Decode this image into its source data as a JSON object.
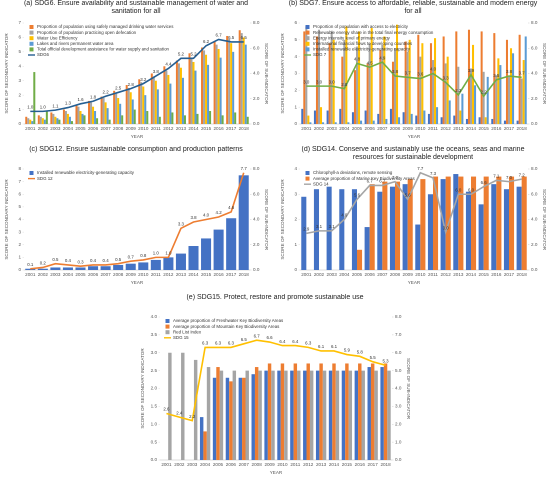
{
  "chart_data": [
    {
      "type": "combo",
      "title": "(a) SDG6. Ensure availability and sustainable management of water and sanitation for all",
      "xlabel": "YEAR",
      "ylabel": "SCORE OF SECONDARY INDICATOR",
      "y2label": "SCORE OF SUB-INDICATOR",
      "categories": [
        "2001",
        "2002",
        "2003",
        "2004",
        "2005",
        "2006",
        "2007",
        "2008",
        "2009",
        "2010",
        "2011",
        "2012",
        "2013",
        "2014",
        "2015",
        "2016",
        "2017",
        "2018"
      ],
      "ylim": [
        0,
        7
      ],
      "yticks": [
        0,
        1,
        2,
        3,
        4,
        5,
        6,
        7
      ],
      "y2lim": [
        0,
        8
      ],
      "y2ticks": [
        {
          "value": 0,
          "label": "0.0"
        },
        {
          "value": 2,
          "label": "2.0"
        },
        {
          "value": 4,
          "label": "4.0"
        },
        {
          "value": 6,
          "label": "6.0"
        },
        {
          "value": 8,
          "label": "8.0"
        }
      ],
      "grid": false,
      "legend": "top-left",
      "series": [
        {
          "name": "Proportion of population using safely managed drinking water services",
          "color": "#ed7d31",
          "values": [
            0.5,
            0.6,
            0.8,
            1.0,
            1.3,
            1.6,
            1.9,
            2.3,
            2.7,
            3.1,
            3.5,
            4.0,
            4.4,
            4.9,
            5.3,
            5.7,
            6.1,
            6.5
          ]
        },
        {
          "name": "Proportion of population practicing open defecation",
          "color": "#a5a5a5",
          "values": [
            0.4,
            0.5,
            0.7,
            0.9,
            1.2,
            1.5,
            1.8,
            2.1,
            2.5,
            2.9,
            3.3,
            3.7,
            4.2,
            4.6,
            5.1,
            5.5,
            5.9,
            6.3
          ]
        },
        {
          "name": "Water Use Efficiency",
          "color": "#ffc000",
          "values": [
            0.3,
            0.4,
            0.5,
            0.7,
            0.9,
            1.2,
            1.5,
            1.8,
            2.2,
            2.6,
            3.0,
            3.4,
            3.9,
            4.3,
            4.8,
            5.2,
            5.6,
            6.0
          ]
        },
        {
          "name": "Lakes and rivers permanent water area",
          "color": "#5b9bd5",
          "values": [
            0.2,
            0.3,
            0.4,
            0.5,
            0.7,
            0.9,
            1.1,
            1.4,
            1.7,
            2.0,
            2.4,
            2.8,
            3.2,
            3.7,
            4.1,
            4.6,
            5.0,
            5.5
          ]
        },
        {
          "name": "Total official development assistance for water supply and sanitation",
          "color": "#70ad47",
          "values": [
            3.6,
            0.9,
            0.3,
            0.2,
            0.6,
            0.4,
            0.3,
            0.6,
            1.0,
            0.9,
            0.5,
            0.8,
            0.6,
            0.7,
            0.9,
            0.6,
            0.8,
            0.5
          ]
        },
        {
          "name": "SDG6",
          "color": "#255e91",
          "axis": "y2",
          "values": [
            1.0,
            1.0,
            1.1,
            1.3,
            1.6,
            1.8,
            2.2,
            2.5,
            2.8,
            3.2,
            3.8,
            4.4,
            5.2,
            5.2,
            6.2,
            6.7,
            6.5,
            6.5
          ],
          "value_labels": [
            "1.0",
            "1.0",
            "1.1",
            "1.3",
            "1.6",
            "1.8",
            "2.2",
            "2.5",
            "2.8",
            "3.2",
            "3.8",
            "4.4",
            "5.2",
            "5.2",
            "6.2",
            "6.7",
            "6.5",
            "6.5"
          ]
        }
      ]
    },
    {
      "type": "combo",
      "title": "(b) SDG7. Ensure access to affordable, reliable, sustainable and modern energy for all",
      "xlabel": "YEAR",
      "ylabel": "SCORE OF SECONDARY INDICATOR",
      "y2label": "SCORE OF SUB-INDICATOR",
      "categories": [
        "2001",
        "2002",
        "2003",
        "2004",
        "2005",
        "2006",
        "2007",
        "2008",
        "2009",
        "2010",
        "2011",
        "2012",
        "2013",
        "2014",
        "2015",
        "2016",
        "2017",
        "2018"
      ],
      "ylim": [
        0,
        6
      ],
      "yticks": [
        0,
        1,
        2,
        3,
        4,
        5,
        6
      ],
      "y2lim": [
        0,
        8
      ],
      "y2ticks": [
        {
          "value": 0,
          "label": "0.0"
        },
        {
          "value": 2,
          "label": "2.0"
        },
        {
          "value": 4,
          "label": "4.0"
        },
        {
          "value": 6,
          "label": "6.0"
        },
        {
          "value": 8,
          "label": "8.0"
        }
      ],
      "grid": false,
      "legend": "top-left",
      "series": [
        {
          "name": "Proportion of population with access to electricity",
          "color": "#4472c4",
          "values": [
            0.9,
            0.8,
            0.8,
            0.9,
            0.7,
            0.8,
            0.6,
            0.9,
            0.7,
            0.5,
            0.6,
            0.4,
            0.5,
            0.3,
            0.4,
            0.3,
            0.2,
            0.2
          ]
        },
        {
          "name": "Renewable energy share in the total final energy consumption",
          "color": "#ed7d31",
          "values": [
            5.5,
            5.2,
            4.8,
            4.0,
            3.2,
            3.6,
            4.4,
            3.7,
            4.9,
            5.3,
            4.8,
            5.2,
            5.5,
            5.6,
            5.5,
            5.4,
            5.0,
            5.3
          ]
        },
        {
          "name": "Energy intensity level of primary energy",
          "color": "#a5a5a5",
          "values": [
            5.8,
            5.6,
            5.5,
            5.0,
            4.6,
            4.8,
            4.7,
            4.5,
            4.3,
            4.0,
            3.8,
            3.6,
            3.4,
            3.3,
            3.1,
            2.9,
            2.8,
            2.7
          ]
        },
        {
          "name": "International financial flows to developing countries",
          "color": "#ffc000",
          "values": [
            0.5,
            1.0,
            5.0,
            5.8,
            5.5,
            5.7,
            5.2,
            5.9,
            5.0,
            4.8,
            5.1,
            4.0,
            0.8,
            4.7,
            0.4,
            3.9,
            4.5,
            3.8
          ]
        },
        {
          "name": "Installed renewable electricity-generating capacity",
          "color": "#5b9bd5",
          "values": [
            0.1,
            0.1,
            0.1,
            0.1,
            0.2,
            0.2,
            0.3,
            0.4,
            0.6,
            0.8,
            1.0,
            1.4,
            1.8,
            2.3,
            2.8,
            3.5,
            4.2,
            5.2
          ]
        },
        {
          "name": "SDG 7",
          "color": "#70ad47",
          "axis": "y2",
          "values": [
            3.0,
            3.0,
            3.0,
            2.8,
            4.8,
            4.5,
            4.9,
            3.8,
            3.7,
            3.6,
            4.0,
            3.3,
            2.3,
            3.9,
            2.2,
            3.5,
            3.8,
            3.7
          ],
          "value_labels": [
            "3.0",
            "3.0",
            "3.0",
            "2.8",
            "4.8",
            "4.5",
            "4.9",
            "3.8",
            "3.7",
            "3.6",
            "4.0",
            "3.3",
            "2.3",
            "3.9",
            "2.2",
            "3.5",
            "3.8",
            "3.7"
          ]
        }
      ]
    },
    {
      "type": "combo",
      "title": "(c) SDG12. Ensure sustainable consumption and production patterns",
      "xlabel": "YEAR",
      "ylabel": "SCORE OF SECONDARY INDICATOR",
      "y2label": "SCORE OF SUB-INDICATOR",
      "categories": [
        "2001",
        "2002",
        "2003",
        "2004",
        "2005",
        "2006",
        "2007",
        "2008",
        "2009",
        "2010",
        "2011",
        "2012",
        "2013",
        "2014",
        "2015",
        "2016",
        "2017",
        "2018"
      ],
      "ylim": [
        0,
        8
      ],
      "yticks": [
        0,
        1,
        2,
        3,
        4,
        5,
        6,
        7,
        8
      ],
      "y2lim": [
        0,
        8
      ],
      "y2ticks": [
        {
          "value": 0,
          "label": "0.0"
        },
        {
          "value": 2,
          "label": "2.0"
        },
        {
          "value": 4,
          "label": "4.0"
        },
        {
          "value": 6,
          "label": "6.0"
        },
        {
          "value": 8,
          "label": "8.0"
        }
      ],
      "grid": false,
      "legend": "top-left",
      "series": [
        {
          "name": "Installed renewable electricity-generating capacity",
          "color": "#4472c4",
          "values": [
            0.1,
            0.1,
            0.2,
            0.2,
            0.2,
            0.3,
            0.3,
            0.4,
            0.5,
            0.6,
            0.8,
            1.0,
            1.3,
            1.9,
            2.5,
            3.2,
            4.1,
            7.5
          ]
        },
        {
          "name": "SDG 12",
          "color": "#ed7d31",
          "axis": "y2",
          "values": [
            0.1,
            0.2,
            0.5,
            0.4,
            0.3,
            0.4,
            0.4,
            0.5,
            0.7,
            0.8,
            1.0,
            1.0,
            3.3,
            3.8,
            4.0,
            4.2,
            4.6,
            7.7
          ],
          "value_labels": [
            "0.1",
            "0.2",
            "0.5",
            "0.4",
            "0.3",
            "0.4",
            "0.4",
            "0.5",
            "0.7",
            "0.8",
            "1.0",
            "1.0",
            "3.3",
            "3.8",
            "4.0",
            "4.2",
            "4.6",
            "7.7"
          ]
        }
      ]
    },
    {
      "type": "combo",
      "title": "(d) SDG14. Conserve and sustainably use the oceans, seas and marine resources for sustainable development",
      "xlabel": "YEAR",
      "ylabel": "SCORE OF SECONDARY INDICATOR",
      "y2label": "SCORE OF SUB-INDICATOR",
      "categories": [
        "2001",
        "2002",
        "2003",
        "2004",
        "2005",
        "2006",
        "2007",
        "2008",
        "2009",
        "2010",
        "2011",
        "2012",
        "2013",
        "2014",
        "2015",
        "2016",
        "2017",
        "2018"
      ],
      "ylim": [
        0,
        4
      ],
      "yticks": [
        0,
        1,
        2,
        3,
        4
      ],
      "y2lim": [
        0,
        8
      ],
      "y2ticks": [
        {
          "value": 0,
          "label": "0.0"
        },
        {
          "value": 2,
          "label": "2.0"
        },
        {
          "value": 4,
          "label": "4.0"
        },
        {
          "value": 6,
          "label": "6.0"
        },
        {
          "value": 8,
          "label": "8.0"
        }
      ],
      "grid": false,
      "legend": "top-left",
      "series": [
        {
          "name": "Chlorophyll-a deviations, remote sensing",
          "color": "#4472c4",
          "values": [
            2.9,
            3.2,
            3.3,
            3.2,
            3.2,
            1.7,
            3.1,
            3.3,
            3.4,
            1.8,
            3.0,
            3.6,
            3.8,
            3.1,
            2.6,
            3.4,
            3.2,
            3.3
          ]
        },
        {
          "name": "Average proportion of Marine Key Biodiversity Areas",
          "color": "#ed7d31",
          "values": [
            0,
            0,
            0,
            0,
            0.8,
            3.4,
            3.5,
            3.5,
            3.6,
            3.6,
            3.7,
            3.7,
            3.7,
            3.7,
            3.7,
            3.7,
            3.7,
            3.7
          ]
        },
        {
          "name": "SDG 14",
          "color": "#a5a5a5",
          "axis": "y2",
          "values": [
            2.9,
            3.1,
            3.1,
            4.0,
            5.6,
            6.7,
            6.7,
            7.0,
            5.6,
            7.7,
            7.3,
            3.0,
            6.0,
            6.0,
            6.6,
            7.1,
            7.0,
            7.2
          ],
          "value_labels": [
            "2.9",
            "3.1",
            "3.1",
            "4.0",
            "5.6",
            "6.7",
            "6.7",
            "7.0",
            "5.6",
            "7.7",
            "7.3",
            "3.0",
            "6.0",
            "6.0",
            "6.6",
            "7.1",
            "7.0",
            "7.2"
          ]
        }
      ]
    },
    {
      "type": "combo",
      "title": "(e) SDG15. Protect, restore and promote sustainable use",
      "xlabel": "YEAR",
      "ylabel": "SCORE OF SECONDARY INDICATOR",
      "y2label": "SCORE OF SUB-INDICATOR",
      "categories": [
        "2001",
        "2002",
        "2003",
        "2004",
        "2005",
        "2006",
        "2007",
        "2008",
        "2009",
        "2010",
        "2011",
        "2012",
        "2013",
        "2014",
        "2015",
        "2016",
        "2017",
        "2018"
      ],
      "ylim": [
        0,
        4
      ],
      "yticks": [
        {
          "value": 0,
          "label": "0.0"
        },
        0.5,
        {
          "value": 1,
          "label": "1.0"
        },
        1.5,
        {
          "value": 2,
          "label": "2.0"
        },
        2.5,
        {
          "value": 3,
          "label": "3.0"
        },
        3.5,
        {
          "value": 4,
          "label": "4.0"
        }
      ],
      "y2lim": [
        0,
        8
      ],
      "y2ticks": [
        {
          "value": 0,
          "label": "0.0"
        },
        {
          "value": 1,
          "label": "1.0"
        },
        {
          "value": 2,
          "label": "2.0"
        },
        {
          "value": 3,
          "label": "3.0"
        },
        {
          "value": 4,
          "label": "4.0"
        },
        {
          "value": 5,
          "label": "5.0"
        },
        {
          "value": 6,
          "label": "6.0"
        },
        {
          "value": 7,
          "label": "7.0"
        },
        {
          "value": 8,
          "label": "8.0"
        }
      ],
      "grid": false,
      "legend": "top-left",
      "series": [
        {
          "name": "Average proportion of Freshwater Key Biodiversity Areas",
          "color": "#4472c4",
          "values": [
            0,
            0,
            0,
            1.2,
            2.3,
            2.3,
            2.3,
            2.4,
            2.5,
            2.5,
            2.5,
            2.5,
            2.5,
            2.5,
            2.5,
            2.5,
            2.6,
            2.6
          ]
        },
        {
          "name": "Average proportion of Mountain Key Biodiversity Areas",
          "color": "#ed7d31",
          "values": [
            0,
            0,
            0,
            0.8,
            2.6,
            2.2,
            2.3,
            2.6,
            2.7,
            2.7,
            2.7,
            2.7,
            2.7,
            2.7,
            2.7,
            2.7,
            2.7,
            2.7
          ]
        },
        {
          "name": "Red List Index",
          "color": "#a5a5a5",
          "values": [
            3.0,
            3.0,
            2.8,
            2.6,
            2.5,
            2.5,
            2.5,
            2.5,
            2.5,
            2.5,
            2.5,
            2.5,
            2.5,
            2.5,
            2.5,
            2.5,
            2.5,
            2.5
          ]
        },
        {
          "name": "SDG 15",
          "color": "#ffc000",
          "axis": "y2",
          "values": [
            2.6,
            2.4,
            2.2,
            6.3,
            6.3,
            6.3,
            6.5,
            6.7,
            6.6,
            6.4,
            6.4,
            6.3,
            6.1,
            6.1,
            5.9,
            5.8,
            5.5,
            5.3
          ],
          "value_labels": [
            "2.6",
            "2.4",
            "2.2",
            "6.3",
            "6.3",
            "6.3",
            "6.5",
            "6.7",
            "6.6",
            "6.4",
            "6.4",
            "6.3",
            "6.1",
            "6.1",
            "5.9",
            "5.8",
            "5.5",
            "5.3"
          ]
        }
      ]
    }
  ]
}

• Problem requirements: Tell how many lines in the records above contain "development", giving the number and no other words.

• Output of the exercise: 2